To be done:
Pick out every line holding the string "позволяет" and copy it.

Exercise materials:
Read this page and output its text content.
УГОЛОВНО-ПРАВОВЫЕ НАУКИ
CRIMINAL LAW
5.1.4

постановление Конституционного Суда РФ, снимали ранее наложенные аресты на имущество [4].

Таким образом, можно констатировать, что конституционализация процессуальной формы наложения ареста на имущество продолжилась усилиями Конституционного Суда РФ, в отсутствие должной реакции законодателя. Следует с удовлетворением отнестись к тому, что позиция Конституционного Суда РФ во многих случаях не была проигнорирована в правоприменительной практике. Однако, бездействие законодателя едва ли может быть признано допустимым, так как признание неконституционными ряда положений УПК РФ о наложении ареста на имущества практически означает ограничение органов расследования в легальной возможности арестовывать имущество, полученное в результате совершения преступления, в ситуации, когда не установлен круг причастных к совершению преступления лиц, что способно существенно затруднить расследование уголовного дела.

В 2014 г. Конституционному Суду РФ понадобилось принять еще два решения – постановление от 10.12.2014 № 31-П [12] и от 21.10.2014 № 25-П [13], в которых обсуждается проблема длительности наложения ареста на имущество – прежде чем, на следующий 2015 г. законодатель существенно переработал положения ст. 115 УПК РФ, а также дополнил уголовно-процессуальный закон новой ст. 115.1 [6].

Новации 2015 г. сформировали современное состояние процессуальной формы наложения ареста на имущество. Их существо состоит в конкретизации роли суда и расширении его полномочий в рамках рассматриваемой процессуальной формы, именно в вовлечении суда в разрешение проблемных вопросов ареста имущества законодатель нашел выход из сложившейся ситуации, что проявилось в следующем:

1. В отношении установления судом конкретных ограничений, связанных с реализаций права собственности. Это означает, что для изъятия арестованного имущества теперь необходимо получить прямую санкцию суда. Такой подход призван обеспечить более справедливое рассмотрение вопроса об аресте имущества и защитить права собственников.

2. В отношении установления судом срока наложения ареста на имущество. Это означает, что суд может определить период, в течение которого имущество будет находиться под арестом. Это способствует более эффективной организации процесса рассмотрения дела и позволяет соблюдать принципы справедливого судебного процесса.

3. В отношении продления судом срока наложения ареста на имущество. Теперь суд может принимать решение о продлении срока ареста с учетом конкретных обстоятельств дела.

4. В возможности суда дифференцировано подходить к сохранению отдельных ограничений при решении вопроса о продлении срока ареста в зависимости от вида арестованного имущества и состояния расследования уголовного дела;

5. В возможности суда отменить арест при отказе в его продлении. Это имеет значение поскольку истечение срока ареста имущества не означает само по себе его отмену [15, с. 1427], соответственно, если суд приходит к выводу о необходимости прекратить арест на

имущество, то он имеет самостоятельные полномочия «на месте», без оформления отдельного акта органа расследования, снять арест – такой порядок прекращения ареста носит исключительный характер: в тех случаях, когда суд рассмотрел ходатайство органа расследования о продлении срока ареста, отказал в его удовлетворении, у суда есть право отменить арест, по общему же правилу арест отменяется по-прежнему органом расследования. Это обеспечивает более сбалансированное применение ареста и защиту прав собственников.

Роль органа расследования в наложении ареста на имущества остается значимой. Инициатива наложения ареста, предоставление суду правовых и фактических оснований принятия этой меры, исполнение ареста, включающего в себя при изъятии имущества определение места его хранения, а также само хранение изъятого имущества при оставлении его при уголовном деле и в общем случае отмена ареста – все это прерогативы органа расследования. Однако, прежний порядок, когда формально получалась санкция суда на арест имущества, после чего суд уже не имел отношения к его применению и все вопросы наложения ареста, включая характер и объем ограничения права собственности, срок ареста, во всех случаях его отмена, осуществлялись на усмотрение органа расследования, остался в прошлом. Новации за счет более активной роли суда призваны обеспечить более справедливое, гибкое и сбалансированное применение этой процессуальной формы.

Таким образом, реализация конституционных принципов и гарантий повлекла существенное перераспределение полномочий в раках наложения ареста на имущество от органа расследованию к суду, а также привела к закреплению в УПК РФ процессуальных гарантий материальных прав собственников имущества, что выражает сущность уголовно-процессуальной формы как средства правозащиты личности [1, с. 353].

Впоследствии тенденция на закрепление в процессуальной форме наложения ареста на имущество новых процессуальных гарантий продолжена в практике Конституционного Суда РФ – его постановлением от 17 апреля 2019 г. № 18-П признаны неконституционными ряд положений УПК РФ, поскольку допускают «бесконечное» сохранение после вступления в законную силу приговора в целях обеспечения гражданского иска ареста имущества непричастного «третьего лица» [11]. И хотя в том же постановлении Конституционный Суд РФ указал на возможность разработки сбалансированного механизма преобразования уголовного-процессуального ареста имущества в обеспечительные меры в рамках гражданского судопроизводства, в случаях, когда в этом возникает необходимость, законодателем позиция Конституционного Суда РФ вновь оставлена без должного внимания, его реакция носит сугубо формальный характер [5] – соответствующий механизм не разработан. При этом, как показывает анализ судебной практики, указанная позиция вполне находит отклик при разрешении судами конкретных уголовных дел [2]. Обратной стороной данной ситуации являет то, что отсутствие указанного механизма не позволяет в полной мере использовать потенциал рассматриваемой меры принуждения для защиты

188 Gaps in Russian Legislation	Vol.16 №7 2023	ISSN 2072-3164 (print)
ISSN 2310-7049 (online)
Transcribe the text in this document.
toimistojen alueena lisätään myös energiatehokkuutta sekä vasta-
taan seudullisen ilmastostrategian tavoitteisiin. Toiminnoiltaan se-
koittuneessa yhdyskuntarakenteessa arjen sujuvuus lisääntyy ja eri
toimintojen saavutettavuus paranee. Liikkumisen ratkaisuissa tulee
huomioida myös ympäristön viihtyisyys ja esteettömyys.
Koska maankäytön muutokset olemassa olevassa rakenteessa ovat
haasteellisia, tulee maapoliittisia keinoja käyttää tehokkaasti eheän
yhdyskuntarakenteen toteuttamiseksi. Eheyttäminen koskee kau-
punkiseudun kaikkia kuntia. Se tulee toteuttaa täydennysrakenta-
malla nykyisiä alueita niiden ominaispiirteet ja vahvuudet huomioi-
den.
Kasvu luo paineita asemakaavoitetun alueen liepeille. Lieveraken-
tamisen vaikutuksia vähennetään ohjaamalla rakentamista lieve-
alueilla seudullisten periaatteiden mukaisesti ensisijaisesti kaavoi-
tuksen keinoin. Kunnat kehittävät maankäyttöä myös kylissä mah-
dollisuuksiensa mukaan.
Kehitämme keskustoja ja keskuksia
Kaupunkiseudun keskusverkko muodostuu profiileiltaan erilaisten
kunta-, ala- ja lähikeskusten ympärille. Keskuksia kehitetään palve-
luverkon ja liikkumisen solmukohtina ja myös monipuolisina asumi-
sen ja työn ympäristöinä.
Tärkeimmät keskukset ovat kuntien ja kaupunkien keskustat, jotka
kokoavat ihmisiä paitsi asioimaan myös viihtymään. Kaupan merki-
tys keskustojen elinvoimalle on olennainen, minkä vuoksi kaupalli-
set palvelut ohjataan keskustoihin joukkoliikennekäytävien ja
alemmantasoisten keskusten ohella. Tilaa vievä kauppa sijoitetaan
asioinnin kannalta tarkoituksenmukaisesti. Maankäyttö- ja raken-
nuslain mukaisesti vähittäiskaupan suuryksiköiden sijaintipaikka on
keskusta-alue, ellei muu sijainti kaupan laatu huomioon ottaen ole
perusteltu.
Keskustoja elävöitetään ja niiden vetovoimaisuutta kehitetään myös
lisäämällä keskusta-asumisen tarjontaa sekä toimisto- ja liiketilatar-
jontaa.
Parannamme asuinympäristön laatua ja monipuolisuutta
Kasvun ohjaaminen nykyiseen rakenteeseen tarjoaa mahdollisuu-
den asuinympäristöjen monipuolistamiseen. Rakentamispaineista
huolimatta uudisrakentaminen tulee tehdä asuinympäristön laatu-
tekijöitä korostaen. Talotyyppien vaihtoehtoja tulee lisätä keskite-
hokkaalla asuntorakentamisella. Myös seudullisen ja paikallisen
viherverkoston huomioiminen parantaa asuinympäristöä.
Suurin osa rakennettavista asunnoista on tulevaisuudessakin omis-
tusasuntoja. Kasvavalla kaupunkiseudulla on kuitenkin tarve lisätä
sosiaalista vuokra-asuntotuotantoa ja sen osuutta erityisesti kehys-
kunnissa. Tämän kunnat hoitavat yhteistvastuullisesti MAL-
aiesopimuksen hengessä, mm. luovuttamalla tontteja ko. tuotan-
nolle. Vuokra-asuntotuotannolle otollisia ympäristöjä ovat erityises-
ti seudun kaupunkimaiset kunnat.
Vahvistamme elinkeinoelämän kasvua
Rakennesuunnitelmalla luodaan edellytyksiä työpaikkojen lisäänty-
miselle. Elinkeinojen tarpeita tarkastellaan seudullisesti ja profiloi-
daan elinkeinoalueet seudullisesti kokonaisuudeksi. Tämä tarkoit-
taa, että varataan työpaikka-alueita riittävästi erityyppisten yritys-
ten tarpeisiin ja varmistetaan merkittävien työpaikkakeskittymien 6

Written response:
2. В отношении установления судом срока наложения ареста на имущество. Это означает, что суд может определить период, в течение которого имущество будет находиться под арестом. Это способствует более эффективной организации процесса рассмотрения дела и позволяет соблюдать принципы справедливого судебного процесса.
Впоследствии тенденция на закрепление в процессуальной форме наложения ареста на имущество новых процессуальных гарантий продолжена в практике Конституционного Суда РФ – его постановлением от 17 апреля 2019 г. № 18-П признаны неконституционными ряд положений УПК РФ, поскольку допускают «бесконечное» сохранение после вступления в законную силу приговора в целях обеспечения гражданского иска ареста имущества непричастного «третьего лица» [11]. И хотя в том же постановлении Конституционный Суд РФ указал на возможность разработки сбалансированного механизма преобразования уголовного-процессуального ареста имущества в обеспечительные меры в рамках гражданского судопроизводства, в случаях, когда в этом возникает необходимость, законодателем позиция Конституционного Суда РФ вновь оставлена без должного внимания, его реакция носит сугубо формальный характер [5] – соответствующий механизм не разработан. При этом, как показывает анализ судебной практики, указанная позиция вполне находит отклик при разрешении судами конкретных уголовных дел [2]. Обратной стороной данной ситуации являет то, что отсутствие указанного механизма не позволяет в полной мере использовать потенциал рассматриваемой меры принуждения для защиты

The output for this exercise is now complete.